[Figure data in JSON]
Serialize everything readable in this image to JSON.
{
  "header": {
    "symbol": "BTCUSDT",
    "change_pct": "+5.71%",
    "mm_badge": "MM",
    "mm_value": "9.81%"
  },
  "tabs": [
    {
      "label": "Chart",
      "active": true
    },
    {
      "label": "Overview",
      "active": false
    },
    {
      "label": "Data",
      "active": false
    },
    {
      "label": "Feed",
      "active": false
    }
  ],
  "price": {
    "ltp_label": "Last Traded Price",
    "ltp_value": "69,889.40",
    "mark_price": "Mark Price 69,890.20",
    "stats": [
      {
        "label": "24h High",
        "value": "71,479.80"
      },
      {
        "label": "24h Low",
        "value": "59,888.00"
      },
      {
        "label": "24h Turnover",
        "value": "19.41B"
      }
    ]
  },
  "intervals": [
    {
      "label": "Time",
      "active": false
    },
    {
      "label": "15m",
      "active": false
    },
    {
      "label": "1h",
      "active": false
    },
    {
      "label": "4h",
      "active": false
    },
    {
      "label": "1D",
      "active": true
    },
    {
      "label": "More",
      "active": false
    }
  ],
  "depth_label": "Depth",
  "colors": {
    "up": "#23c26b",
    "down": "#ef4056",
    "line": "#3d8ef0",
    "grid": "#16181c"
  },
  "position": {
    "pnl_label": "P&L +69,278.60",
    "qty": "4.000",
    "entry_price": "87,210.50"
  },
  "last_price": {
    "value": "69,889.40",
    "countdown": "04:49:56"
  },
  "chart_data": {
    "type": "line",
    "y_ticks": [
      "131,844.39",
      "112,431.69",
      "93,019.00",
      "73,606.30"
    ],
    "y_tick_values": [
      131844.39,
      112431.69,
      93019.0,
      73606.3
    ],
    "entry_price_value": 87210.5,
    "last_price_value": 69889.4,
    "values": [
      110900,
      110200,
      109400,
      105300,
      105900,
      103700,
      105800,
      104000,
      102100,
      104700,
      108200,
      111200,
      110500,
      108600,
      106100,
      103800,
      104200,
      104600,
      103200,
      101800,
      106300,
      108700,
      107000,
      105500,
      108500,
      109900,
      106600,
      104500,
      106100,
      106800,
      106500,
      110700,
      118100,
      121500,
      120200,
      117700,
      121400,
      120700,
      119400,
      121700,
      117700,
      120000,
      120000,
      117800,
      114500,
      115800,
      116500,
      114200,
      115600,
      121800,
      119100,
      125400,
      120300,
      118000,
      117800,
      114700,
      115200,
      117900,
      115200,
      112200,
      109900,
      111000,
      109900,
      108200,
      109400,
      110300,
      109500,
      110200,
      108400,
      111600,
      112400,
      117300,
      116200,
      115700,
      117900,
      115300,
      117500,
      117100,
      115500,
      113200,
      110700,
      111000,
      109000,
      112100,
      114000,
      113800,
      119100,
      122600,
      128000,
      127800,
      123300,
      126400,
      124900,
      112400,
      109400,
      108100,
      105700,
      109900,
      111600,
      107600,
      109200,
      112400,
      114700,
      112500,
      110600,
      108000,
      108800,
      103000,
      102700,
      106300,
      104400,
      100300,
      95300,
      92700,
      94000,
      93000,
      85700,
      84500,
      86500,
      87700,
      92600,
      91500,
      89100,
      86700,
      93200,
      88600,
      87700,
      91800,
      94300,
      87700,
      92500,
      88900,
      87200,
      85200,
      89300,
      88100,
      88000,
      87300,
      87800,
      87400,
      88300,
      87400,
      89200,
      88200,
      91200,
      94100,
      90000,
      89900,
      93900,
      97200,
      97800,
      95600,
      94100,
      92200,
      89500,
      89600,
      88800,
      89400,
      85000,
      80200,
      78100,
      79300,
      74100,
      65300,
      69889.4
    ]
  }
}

Exercise requirements:
Output the listing above without altering a single character.

Solution to the exercise:
Serialize everything readable in this image to JSON.
{
  "header": {
    "symbol": "BTCUSDT",
    "change_pct": "+5.71%",
    "mm_badge": "MM",
    "mm_value": "9.81%"
  },
  "tabs": [
    {
      "label": "Chart",
      "active": true
    },
    {
      "label": "Overview",
      "active": false
    },
    {
      "label": "Data",
      "active": false
    },
    {
      "label": "Feed",
      "active": false
    }
  ],
  "price": {
    "ltp_label": "Last Traded Price",
    "ltp_value": "69,889.40",
    "mark_price": "Mark Price 69,890.20",
    "stats": [
      {
        "label": "24h High",
        "value": "71,479.80"
      },
      {
        "label": "24h Low",
        "value": "59,888.00"
      },
      {
        "label": "24h Turnover",
        "value": "19.41B"
      }
    ]
  },
  "intervals": [
    {
      "label": "Time",
      "active": false
    },
    {
      "label": "15m",
      "active": false
    },
    {
      "label": "1h",
      "active": false
    },
    {
      "label": "4h",
      "active": false
    },
    {
      "label": "1D",
      "active": true
    },
    {
      "label": "More",
      "active": false
    }
  ],
  "depth_label": "Depth",
  "colors": {
    "up": "#23c26b",
    "down": "#ef4056",
    "line": "#3d8ef0",
    "grid": "#16181c"
  },
  "position": {
    "pnl_label": "P&L +69,278.60",
    "qty": "4.000",
    "entry_price": "87,210.50"
  },
  "last_price": {
    "value": "69,889.40",
    "countdown": "04:49:56"
  },
  "chart_data": {
    "type": "line",
    "y_ticks": [
      "131,844.39",
      "112,431.69",
      "93,019.00",
      "73,606.30"
    ],
    "y_tick_values": [
      131844.39,
      112431.69,
      93019.0,
      73606.3
    ],
    "entry_price_value": 87210.5,
    "last_price_value": 69889.4,
    "values": [
      110900,
      110200,
      109400,
      105300,
      105900,
      103700,
      105800,
      104000,
      102100,
      104700,
      108200,
      111200,
      110500,
      108600,
      106100,
      103800,
      104200,
      104600,
      103200,
      101800,
      106300,
      108700,
      107000,
      105500,
      108500,
      109900,
      106600,
      104500,
      106100,
      106800,
      106500,
      110700,
      118100,
      121500,
      120200,
      117700,
      121400,
      120700,
      119400,
      121700,
      117700,
      120000,
      120000,
      117800,
      114500,
      115800,
      116500,
      114200,
      115600,
      121800,
      119100,
      125400,
      120300,
      118000,
      117800,
      114700,
      115200,
      117900,
      115200,
      112200,
      109900,
      111000,
      109900,
      108200,
      109400,
      110300,
      109500,
      110200,
      108400,
      111600,
      112400,
      117300,
      116200,
      115700,
      117900,
      115300,
      117500,
      117100,
      115500,
      113200,
      110700,
      111000,
      109000,
      112100,
      114000,
      113800,
      119100,
      122600,
      128000,
      127800,
      123300,
      126400,
      124900,
      112400,
      109400,
      108100,
      105700,
      109900,
      111600,
      107600,
      109200,
      112400,
      114700,
      112500,
      110600,
      108000,
      108800,
      103000,
      102700,
      106300,
      104400,
      100300,
      95300,
      92700,
      94000,
      93000,
      85700,
      84500,
      86500,
      87700,
      92600,
      91500,
      89100,
      86700,
      93200,
      88600,
      87700,
      91800,
      94300,
      87700,
      92500,
      88900,
      87200,
      85200,
      89300,
      88100,
      88000,
      87300,
      87800,
      87400,
      88300,
      87400,
      89200,
      88200,
      91200,
      94100,
      90000,
      89900,
      93900,
      97200,
      97800,
      95600,
      94100,
      92200,
      89500,
      89600,
      88800,
      89400,
      85000,
      80200,
      78100,
      79300,
      74100,
      65300,
      69889.4
    ]
  }
}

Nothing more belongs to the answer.